Provided records:
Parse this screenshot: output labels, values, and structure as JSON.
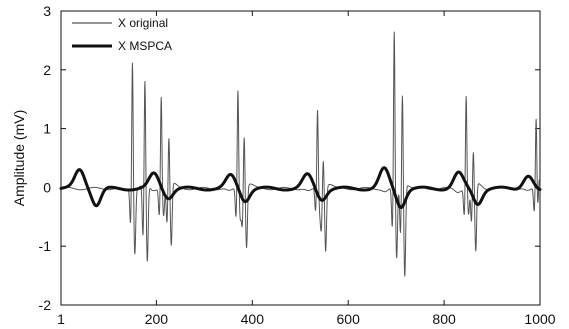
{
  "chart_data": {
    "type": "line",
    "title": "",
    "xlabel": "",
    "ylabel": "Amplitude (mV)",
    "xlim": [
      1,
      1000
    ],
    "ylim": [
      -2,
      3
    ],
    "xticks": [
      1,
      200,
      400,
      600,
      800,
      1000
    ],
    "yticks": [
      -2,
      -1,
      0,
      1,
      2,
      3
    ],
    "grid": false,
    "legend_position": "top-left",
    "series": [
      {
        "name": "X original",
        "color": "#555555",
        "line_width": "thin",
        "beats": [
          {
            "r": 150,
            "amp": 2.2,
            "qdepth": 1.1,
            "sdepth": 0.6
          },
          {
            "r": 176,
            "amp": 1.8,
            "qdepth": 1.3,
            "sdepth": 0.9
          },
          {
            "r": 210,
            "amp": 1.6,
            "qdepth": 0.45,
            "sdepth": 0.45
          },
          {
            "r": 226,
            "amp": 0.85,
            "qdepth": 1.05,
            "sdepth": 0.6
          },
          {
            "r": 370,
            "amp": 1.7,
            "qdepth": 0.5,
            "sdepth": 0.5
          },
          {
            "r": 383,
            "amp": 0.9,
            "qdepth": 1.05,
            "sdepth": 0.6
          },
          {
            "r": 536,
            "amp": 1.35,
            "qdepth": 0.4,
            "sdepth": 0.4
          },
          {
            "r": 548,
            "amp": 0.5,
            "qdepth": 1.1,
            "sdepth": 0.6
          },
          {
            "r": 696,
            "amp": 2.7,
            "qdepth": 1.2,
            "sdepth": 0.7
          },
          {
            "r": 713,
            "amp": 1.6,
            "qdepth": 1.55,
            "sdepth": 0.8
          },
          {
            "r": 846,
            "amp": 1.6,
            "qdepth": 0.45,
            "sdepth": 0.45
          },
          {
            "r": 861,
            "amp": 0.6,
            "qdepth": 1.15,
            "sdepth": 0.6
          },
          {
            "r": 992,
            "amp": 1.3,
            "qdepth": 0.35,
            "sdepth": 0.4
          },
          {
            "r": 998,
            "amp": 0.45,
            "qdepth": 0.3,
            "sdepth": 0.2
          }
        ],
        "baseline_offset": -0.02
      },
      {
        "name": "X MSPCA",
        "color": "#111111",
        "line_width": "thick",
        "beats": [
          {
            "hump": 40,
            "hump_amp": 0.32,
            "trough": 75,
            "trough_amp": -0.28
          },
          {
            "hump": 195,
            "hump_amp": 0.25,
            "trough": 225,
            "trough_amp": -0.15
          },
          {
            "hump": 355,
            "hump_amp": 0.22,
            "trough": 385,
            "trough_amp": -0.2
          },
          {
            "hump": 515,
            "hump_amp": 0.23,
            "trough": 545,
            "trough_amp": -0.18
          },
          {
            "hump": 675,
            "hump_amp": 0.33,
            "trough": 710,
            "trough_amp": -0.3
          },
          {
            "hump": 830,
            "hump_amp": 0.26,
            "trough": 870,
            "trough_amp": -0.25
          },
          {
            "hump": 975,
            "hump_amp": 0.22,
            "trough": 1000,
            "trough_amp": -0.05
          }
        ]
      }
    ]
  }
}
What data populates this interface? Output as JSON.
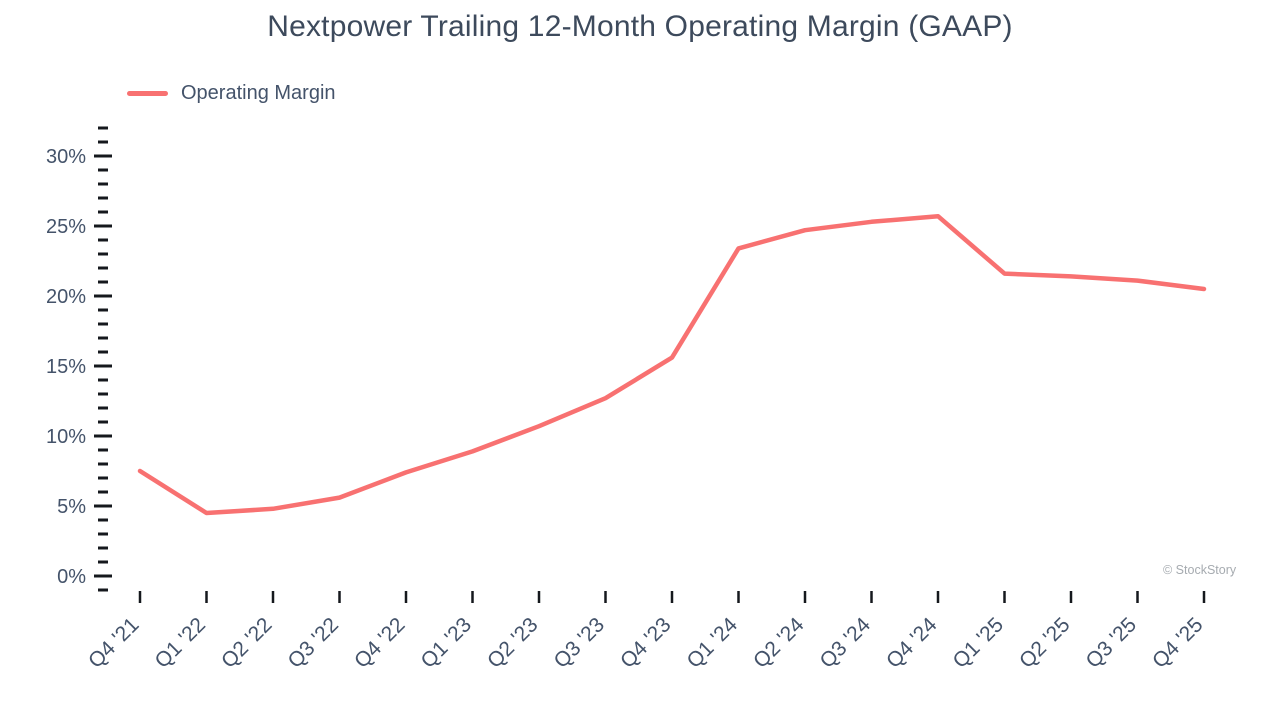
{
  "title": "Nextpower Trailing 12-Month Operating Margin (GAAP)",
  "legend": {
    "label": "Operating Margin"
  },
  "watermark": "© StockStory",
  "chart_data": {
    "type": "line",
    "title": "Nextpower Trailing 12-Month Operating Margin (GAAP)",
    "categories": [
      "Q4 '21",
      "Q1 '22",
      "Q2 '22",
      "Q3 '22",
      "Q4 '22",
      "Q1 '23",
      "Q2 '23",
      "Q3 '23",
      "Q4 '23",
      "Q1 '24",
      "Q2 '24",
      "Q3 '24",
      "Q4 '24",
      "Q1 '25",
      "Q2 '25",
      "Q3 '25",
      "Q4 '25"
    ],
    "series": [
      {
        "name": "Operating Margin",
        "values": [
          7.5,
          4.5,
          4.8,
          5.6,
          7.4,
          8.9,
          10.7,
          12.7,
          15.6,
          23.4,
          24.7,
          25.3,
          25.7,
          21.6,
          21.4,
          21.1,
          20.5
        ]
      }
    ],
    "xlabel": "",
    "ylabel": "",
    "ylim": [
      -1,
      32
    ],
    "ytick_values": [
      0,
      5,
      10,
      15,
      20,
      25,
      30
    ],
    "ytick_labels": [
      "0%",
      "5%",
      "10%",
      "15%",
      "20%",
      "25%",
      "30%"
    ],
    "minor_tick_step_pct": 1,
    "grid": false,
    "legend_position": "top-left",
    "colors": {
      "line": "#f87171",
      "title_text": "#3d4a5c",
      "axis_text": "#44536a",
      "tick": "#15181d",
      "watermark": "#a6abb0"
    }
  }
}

* * *

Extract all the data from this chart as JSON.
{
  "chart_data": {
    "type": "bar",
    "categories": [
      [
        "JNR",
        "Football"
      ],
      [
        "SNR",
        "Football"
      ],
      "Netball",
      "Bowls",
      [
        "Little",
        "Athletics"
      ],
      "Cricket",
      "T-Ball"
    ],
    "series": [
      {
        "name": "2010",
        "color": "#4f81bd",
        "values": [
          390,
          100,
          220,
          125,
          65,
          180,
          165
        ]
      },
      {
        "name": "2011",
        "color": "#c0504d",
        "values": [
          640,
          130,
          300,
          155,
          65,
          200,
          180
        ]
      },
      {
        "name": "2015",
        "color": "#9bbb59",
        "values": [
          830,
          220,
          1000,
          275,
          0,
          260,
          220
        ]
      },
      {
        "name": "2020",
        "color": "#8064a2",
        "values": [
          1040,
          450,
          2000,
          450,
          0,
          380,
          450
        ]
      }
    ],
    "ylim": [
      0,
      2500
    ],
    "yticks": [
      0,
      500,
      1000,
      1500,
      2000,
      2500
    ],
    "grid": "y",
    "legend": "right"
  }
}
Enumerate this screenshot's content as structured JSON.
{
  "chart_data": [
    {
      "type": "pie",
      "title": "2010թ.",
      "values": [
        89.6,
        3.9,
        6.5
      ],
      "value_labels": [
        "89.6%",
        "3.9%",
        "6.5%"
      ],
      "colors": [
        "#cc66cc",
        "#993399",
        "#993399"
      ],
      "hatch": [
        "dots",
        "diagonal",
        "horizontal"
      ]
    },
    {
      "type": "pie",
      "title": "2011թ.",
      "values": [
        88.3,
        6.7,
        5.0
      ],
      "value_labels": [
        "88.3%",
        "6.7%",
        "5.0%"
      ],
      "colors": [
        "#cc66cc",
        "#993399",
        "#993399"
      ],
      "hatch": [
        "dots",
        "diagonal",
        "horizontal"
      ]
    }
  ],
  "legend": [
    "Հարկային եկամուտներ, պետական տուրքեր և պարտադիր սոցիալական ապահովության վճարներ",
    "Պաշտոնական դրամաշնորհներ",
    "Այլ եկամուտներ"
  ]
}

Given instruction:
Check every line of the data above for the string "watermark", and copy those that have it.

Solution to this task:
  "watermark": "© StockStory",
      "watermark": "#a6abb0"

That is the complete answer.